▶ _Directive_: Extract the full listing verbatim and drop any pictures from your copy.
## START
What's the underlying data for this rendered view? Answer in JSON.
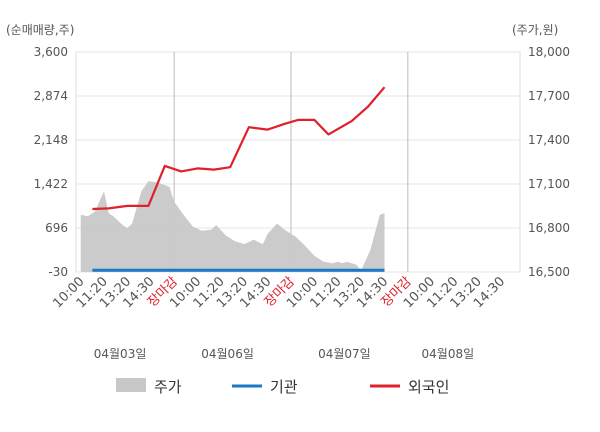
{
  "chart_data": {
    "type": "line",
    "left_axis": {
      "unit_label": "(순매매량,주)",
      "ticks": [
        "3,600",
        "2,874",
        "2,148",
        "1,422",
        "696",
        "-30"
      ],
      "range": [
        -30,
        3600
      ]
    },
    "right_axis": {
      "unit_label": "(주가,원)",
      "ticks": [
        "18,000",
        "17,700",
        "17,400",
        "17,100",
        "16,800",
        "16,500"
      ],
      "range": [
        16500,
        18000
      ]
    },
    "x_ticks": [
      {
        "label": "10:00",
        "red": false
      },
      {
        "label": "11:20",
        "red": false
      },
      {
        "label": "13:20",
        "red": false
      },
      {
        "label": "14:30",
        "red": false
      },
      {
        "label": "장마감",
        "red": true
      },
      {
        "label": "10:00",
        "red": false
      },
      {
        "label": "11:20",
        "red": false
      },
      {
        "label": "13:20",
        "red": false
      },
      {
        "label": "14:30",
        "red": false
      },
      {
        "label": "장마감",
        "red": true
      },
      {
        "label": "10:00",
        "red": false
      },
      {
        "label": "11:20",
        "red": false
      },
      {
        "label": "13:20",
        "red": false
      },
      {
        "label": "14:30",
        "red": false
      },
      {
        "label": "장마감",
        "red": true
      },
      {
        "label": "10:00",
        "red": false
      },
      {
        "label": "11:20",
        "red": false
      },
      {
        "label": "13:20",
        "red": false
      },
      {
        "label": "14:30",
        "red": false
      }
    ],
    "date_labels": [
      "04월03일",
      "04월06일",
      "04월07일",
      "04월08일"
    ],
    "series": [
      {
        "name": "외국인",
        "axis": "left",
        "color": "#e0202a",
        "x": [
          0.5,
          1.2,
          2.0,
          2.9,
          3.6,
          4.3,
          5.0,
          5.7,
          6.4,
          7.2,
          8.0,
          8.7,
          9.3,
          10.0,
          10.6,
          11.6,
          12.3,
          13.0
        ],
        "y": [
          1010,
          1020,
          1060,
          1060,
          1720,
          1630,
          1680,
          1660,
          1700,
          2360,
          2320,
          2410,
          2480,
          2480,
          2240,
          2460,
          2700,
          3020
        ]
      },
      {
        "name": "기관",
        "axis": "left",
        "color": "#1a78c8",
        "x": [
          0.5,
          13.0
        ],
        "y": [
          0,
          0
        ]
      },
      {
        "name": "주가",
        "axis": "right",
        "color": "#c8c8c8",
        "x": [
          0.0,
          0.3,
          0.6,
          1.0,
          1.2,
          1.4,
          1.8,
          2.0,
          2.2,
          2.6,
          2.9,
          3.3,
          3.8,
          4.0,
          4.4,
          4.8,
          5.2,
          5.6,
          5.8,
          6.2,
          6.6,
          7.0,
          7.4,
          7.8,
          8.0,
          8.4,
          8.8,
          9.2,
          9.6,
          10.0,
          10.4,
          10.8,
          11.0,
          11.2,
          11.4,
          11.6,
          11.8,
          12.0,
          12.4,
          12.8,
          13.0
        ],
        "y": [
          16890,
          16880,
          16910,
          17050,
          16900,
          16880,
          16820,
          16800,
          16830,
          17050,
          17120,
          17110,
          17080,
          16980,
          16890,
          16810,
          16780,
          16790,
          16820,
          16750,
          16710,
          16690,
          16720,
          16690,
          16760,
          16830,
          16780,
          16740,
          16680,
          16610,
          16570,
          16560,
          16570,
          16560,
          16570,
          16560,
          16550,
          16510,
          16650,
          16890,
          16900
        ]
      }
    ],
    "legend": {
      "placement": "bottom",
      "items": [
        {
          "label": "주가",
          "color": "#c8c8c8",
          "shape": "area"
        },
        {
          "label": "기관",
          "color": "#1a78c8",
          "shape": "line"
        },
        {
          "label": "외국인",
          "color": "#e0202a",
          "shape": "line"
        }
      ]
    },
    "grid": true
  }
}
## END
▶ _Answer in full_:
What's the underlying data for this rendered view? Answer in JSON.
{
  "chart_data": {
    "type": "line",
    "left_axis": {
      "unit_label": "(순매매량,주)",
      "ticks": [
        "3,600",
        "2,874",
        "2,148",
        "1,422",
        "696",
        "-30"
      ],
      "range": [
        -30,
        3600
      ]
    },
    "right_axis": {
      "unit_label": "(주가,원)",
      "ticks": [
        "18,000",
        "17,700",
        "17,400",
        "17,100",
        "16,800",
        "16,500"
      ],
      "range": [
        16500,
        18000
      ]
    },
    "x_ticks": [
      {
        "label": "10:00",
        "red": false
      },
      {
        "label": "11:20",
        "red": false
      },
      {
        "label": "13:20",
        "red": false
      },
      {
        "label": "14:30",
        "red": false
      },
      {
        "label": "장마감",
        "red": true
      },
      {
        "label": "10:00",
        "red": false
      },
      {
        "label": "11:20",
        "red": false
      },
      {
        "label": "13:20",
        "red": false
      },
      {
        "label": "14:30",
        "red": false
      },
      {
        "label": "장마감",
        "red": true
      },
      {
        "label": "10:00",
        "red": false
      },
      {
        "label": "11:20",
        "red": false
      },
      {
        "label": "13:20",
        "red": false
      },
      {
        "label": "14:30",
        "red": false
      },
      {
        "label": "장마감",
        "red": true
      },
      {
        "label": "10:00",
        "red": false
      },
      {
        "label": "11:20",
        "red": false
      },
      {
        "label": "13:20",
        "red": false
      },
      {
        "label": "14:30",
        "red": false
      }
    ],
    "date_labels": [
      "04월03일",
      "04월06일",
      "04월07일",
      "04월08일"
    ],
    "series": [
      {
        "name": "외국인",
        "axis": "left",
        "color": "#e0202a",
        "x": [
          0.5,
          1.2,
          2.0,
          2.9,
          3.6,
          4.3,
          5.0,
          5.7,
          6.4,
          7.2,
          8.0,
          8.7,
          9.3,
          10.0,
          10.6,
          11.6,
          12.3,
          13.0
        ],
        "y": [
          1010,
          1020,
          1060,
          1060,
          1720,
          1630,
          1680,
          1660,
          1700,
          2360,
          2320,
          2410,
          2480,
          2480,
          2240,
          2460,
          2700,
          3020
        ]
      },
      {
        "name": "기관",
        "axis": "left",
        "color": "#1a78c8",
        "x": [
          0.5,
          13.0
        ],
        "y": [
          0,
          0
        ]
      },
      {
        "name": "주가",
        "axis": "right",
        "color": "#c8c8c8",
        "x": [
          0.0,
          0.3,
          0.6,
          1.0,
          1.2,
          1.4,
          1.8,
          2.0,
          2.2,
          2.6,
          2.9,
          3.3,
          3.8,
          4.0,
          4.4,
          4.8,
          5.2,
          5.6,
          5.8,
          6.2,
          6.6,
          7.0,
          7.4,
          7.8,
          8.0,
          8.4,
          8.8,
          9.2,
          9.6,
          10.0,
          10.4,
          10.8,
          11.0,
          11.2,
          11.4,
          11.6,
          11.8,
          12.0,
          12.4,
          12.8,
          13.0
        ],
        "y": [
          16890,
          16880,
          16910,
          17050,
          16900,
          16880,
          16820,
          16800,
          16830,
          17050,
          17120,
          17110,
          17080,
          16980,
          16890,
          16810,
          16780,
          16790,
          16820,
          16750,
          16710,
          16690,
          16720,
          16690,
          16760,
          16830,
          16780,
          16740,
          16680,
          16610,
          16570,
          16560,
          16570,
          16560,
          16570,
          16560,
          16550,
          16510,
          16650,
          16890,
          16900
        ]
      }
    ],
    "legend": {
      "placement": "bottom",
      "items": [
        {
          "label": "주가",
          "color": "#c8c8c8",
          "shape": "area"
        },
        {
          "label": "기관",
          "color": "#1a78c8",
          "shape": "line"
        },
        {
          "label": "외국인",
          "color": "#e0202a",
          "shape": "line"
        }
      ]
    },
    "grid": true
  }
}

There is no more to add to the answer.